Dataset records:
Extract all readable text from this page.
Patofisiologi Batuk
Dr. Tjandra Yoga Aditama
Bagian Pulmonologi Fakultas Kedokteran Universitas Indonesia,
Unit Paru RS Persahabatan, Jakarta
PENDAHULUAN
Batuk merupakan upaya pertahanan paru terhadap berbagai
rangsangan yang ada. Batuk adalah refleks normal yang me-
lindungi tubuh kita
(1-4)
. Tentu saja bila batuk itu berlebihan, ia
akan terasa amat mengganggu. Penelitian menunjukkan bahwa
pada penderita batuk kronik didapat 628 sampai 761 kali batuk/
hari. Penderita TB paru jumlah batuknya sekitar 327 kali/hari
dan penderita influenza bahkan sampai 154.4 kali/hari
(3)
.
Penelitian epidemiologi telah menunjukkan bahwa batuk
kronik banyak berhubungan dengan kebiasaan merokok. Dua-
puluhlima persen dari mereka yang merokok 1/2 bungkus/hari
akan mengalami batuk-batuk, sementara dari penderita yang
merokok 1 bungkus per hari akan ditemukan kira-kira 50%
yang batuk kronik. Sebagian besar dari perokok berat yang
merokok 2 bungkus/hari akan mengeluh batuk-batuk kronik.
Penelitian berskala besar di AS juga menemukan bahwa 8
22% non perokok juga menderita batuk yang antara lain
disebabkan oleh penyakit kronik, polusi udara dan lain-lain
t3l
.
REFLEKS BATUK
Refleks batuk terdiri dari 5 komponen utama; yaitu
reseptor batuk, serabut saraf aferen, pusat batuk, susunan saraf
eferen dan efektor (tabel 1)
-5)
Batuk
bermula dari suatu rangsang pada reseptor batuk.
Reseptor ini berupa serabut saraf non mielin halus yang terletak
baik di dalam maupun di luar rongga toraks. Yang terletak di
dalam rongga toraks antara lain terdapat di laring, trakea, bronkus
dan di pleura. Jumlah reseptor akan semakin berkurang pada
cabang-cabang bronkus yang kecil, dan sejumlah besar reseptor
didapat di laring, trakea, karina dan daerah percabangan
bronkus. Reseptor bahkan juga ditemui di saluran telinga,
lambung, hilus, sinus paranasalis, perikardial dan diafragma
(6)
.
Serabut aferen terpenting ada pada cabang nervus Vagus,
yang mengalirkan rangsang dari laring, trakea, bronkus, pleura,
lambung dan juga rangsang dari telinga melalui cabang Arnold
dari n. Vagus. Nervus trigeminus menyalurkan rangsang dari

What the task asks:
Every entry above should be retyped exactly as shown.

Exercise answer:
Extract all readable text from this page.
Patofisiologi Batuk
Dr. Tjandra Yoga Aditama
Bagian Pulmonologi Fakultas Kedokteran Universitas Indonesia,
Unit Paru RS Persahabatan, Jakarta
PENDAHULUAN
Batuk merupakan upaya pertahanan paru terhadap berbagai
rangsangan yang ada. Batuk adalah refleks normal yang me-
lindungi tubuh kita
(1-4)
. Tentu saja bila batuk itu berlebihan, ia
akan terasa amat mengganggu. Penelitian menunjukkan bahwa
pada penderita batuk kronik didapat 628 sampai 761 kali batuk/
hari. Penderita TB paru jumlah batuknya sekitar 327 kali/hari
dan penderita influenza bahkan sampai 154.4 kali/hari
(3)
.
Penelitian epidemiologi telah menunjukkan bahwa batuk
kronik banyak berhubungan dengan kebiasaan merokok. Dua-
puluhlima persen dari mereka yang merokok 1/2 bungkus/hari
akan mengalami batuk-batuk, sementara dari penderita yang
merokok 1 bungkus per hari akan ditemukan kira-kira 50%
yang batuk kronik. Sebagian besar dari perokok berat yang
merokok 2 bungkus/hari akan mengeluh batuk-batuk kronik.
Penelitian berskala besar di AS juga menemukan bahwa 8
22% non perokok juga menderita batuk yang antara lain
disebabkan oleh penyakit kronik, polusi udara dan lain-lain
t3l
.
REFLEKS BATUK
Refleks batuk terdiri dari 5 komponen utama; yaitu
reseptor batuk, serabut saraf aferen, pusat batuk, susunan saraf
eferen dan efektor (tabel 1)
-5)
Batuk
bermula dari suatu rangsang pada reseptor batuk.
Reseptor ini berupa serabut saraf non mielin halus yang terletak
baik di dalam maupun di luar rongga toraks. Yang terletak di
dalam rongga toraks antara lain terdapat di laring, trakea, bronkus
dan di pleura. Jumlah reseptor akan semakin berkurang pada
cabang-cabang bronkus yang kecil, dan sejumlah besar reseptor
didapat di laring, trakea, karina dan daerah percabangan
bronkus. Reseptor bahkan juga ditemui di saluran telinga,
lambung, hilus, sinus paranasalis, perikardial dan diafragma
(6)
.
Serabut aferen terpenting ada pada cabang nervus Vagus,
yang mengalirkan rangsang dari laring, trakea, bronkus, pleura,
lambung dan juga rangsang dari telinga melalui cabang Arnold
dari n. Vagus. Nervus trigeminus menyalurkan rangsang dari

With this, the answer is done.